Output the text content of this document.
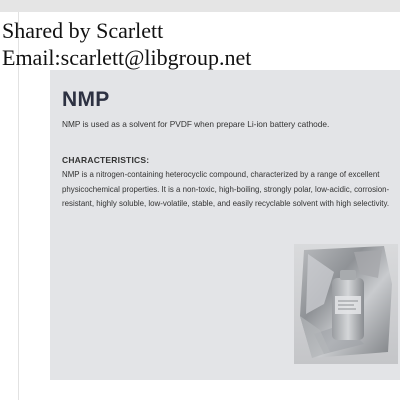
Shared by Scarlett
Email:scarlett@libgroup.net
NMP
NMP is used as a solvent for PVDF when prepare Li-ion battery cathode.
CHARACTERISTICS:
NMP is a nitrogen-containing heterocyclic compound, characterized by a range of excellent physicochemical properties. It is a non-toxic, high-boiling, strongly polar, low-acidic, corrosion-resistant, highly soluble, low-volatile, stable, and easily recyclable solvent with high selectivity.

§ §

Restate each entry word for word, leaving out any pictures.

» **Worked answer**
Output the text content of this document.
Shared by Scarlett
Email:scarlett@libgroup.net
NMP
NMP is used as a solvent for PVDF when prepare Li-ion battery cathode.
CHARACTERISTICS:
NMP is a nitrogen-containing heterocyclic compound, characterized by a range of excellent physicochemical properties. It is a non-toxic, high-boiling, strongly polar, low-acidic, corrosion-resistant, highly soluble, low-volatile, stable, and easily recyclable solvent with high selectivity.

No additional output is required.